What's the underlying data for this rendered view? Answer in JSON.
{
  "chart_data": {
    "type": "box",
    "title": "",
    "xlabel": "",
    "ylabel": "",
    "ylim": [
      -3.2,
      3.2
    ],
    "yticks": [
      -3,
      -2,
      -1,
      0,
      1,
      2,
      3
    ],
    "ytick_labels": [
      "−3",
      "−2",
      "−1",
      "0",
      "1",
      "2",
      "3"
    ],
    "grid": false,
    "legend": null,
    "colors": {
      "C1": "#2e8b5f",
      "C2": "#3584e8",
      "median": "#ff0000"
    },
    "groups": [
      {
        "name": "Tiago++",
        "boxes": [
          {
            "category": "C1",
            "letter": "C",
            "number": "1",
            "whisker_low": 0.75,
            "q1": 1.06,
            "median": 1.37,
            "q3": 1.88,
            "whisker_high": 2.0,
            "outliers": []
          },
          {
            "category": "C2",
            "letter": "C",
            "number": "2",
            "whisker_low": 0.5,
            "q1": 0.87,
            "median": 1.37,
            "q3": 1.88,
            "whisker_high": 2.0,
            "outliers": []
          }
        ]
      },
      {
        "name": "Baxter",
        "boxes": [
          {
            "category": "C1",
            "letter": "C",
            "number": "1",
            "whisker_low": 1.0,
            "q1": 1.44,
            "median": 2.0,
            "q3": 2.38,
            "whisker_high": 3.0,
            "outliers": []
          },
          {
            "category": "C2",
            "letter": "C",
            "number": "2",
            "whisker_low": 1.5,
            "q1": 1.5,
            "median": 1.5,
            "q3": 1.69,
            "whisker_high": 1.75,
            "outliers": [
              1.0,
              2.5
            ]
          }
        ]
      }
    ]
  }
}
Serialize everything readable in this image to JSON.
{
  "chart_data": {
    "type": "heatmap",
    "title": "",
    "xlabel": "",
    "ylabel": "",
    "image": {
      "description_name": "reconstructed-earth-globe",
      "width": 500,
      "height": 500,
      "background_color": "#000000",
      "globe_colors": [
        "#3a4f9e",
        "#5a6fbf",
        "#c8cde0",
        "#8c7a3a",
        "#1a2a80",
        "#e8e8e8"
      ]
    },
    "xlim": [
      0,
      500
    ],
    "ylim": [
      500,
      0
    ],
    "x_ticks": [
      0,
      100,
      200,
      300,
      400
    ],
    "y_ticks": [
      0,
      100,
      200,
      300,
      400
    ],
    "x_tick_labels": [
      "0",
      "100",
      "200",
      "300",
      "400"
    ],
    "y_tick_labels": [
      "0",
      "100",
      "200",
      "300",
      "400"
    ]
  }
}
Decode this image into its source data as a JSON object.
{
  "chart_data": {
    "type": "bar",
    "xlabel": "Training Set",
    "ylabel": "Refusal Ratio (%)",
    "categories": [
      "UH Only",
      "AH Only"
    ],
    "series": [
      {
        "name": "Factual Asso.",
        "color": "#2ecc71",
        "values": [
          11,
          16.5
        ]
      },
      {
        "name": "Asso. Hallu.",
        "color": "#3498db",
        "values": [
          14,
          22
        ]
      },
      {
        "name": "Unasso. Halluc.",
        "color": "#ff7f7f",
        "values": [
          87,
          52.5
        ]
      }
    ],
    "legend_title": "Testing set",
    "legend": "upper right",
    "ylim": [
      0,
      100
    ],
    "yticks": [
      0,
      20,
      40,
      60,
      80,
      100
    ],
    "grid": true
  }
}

▬▬▬▬▬▬▬▬▬▬

- Problem: Copy out every line from the material above in which the word "this" appears.

- Written answer:
What's the underlying data for this rendered view? Answer in JSON.
Serialize everything readable in this image to JSON.
Decode this image into its source data as a JSON object.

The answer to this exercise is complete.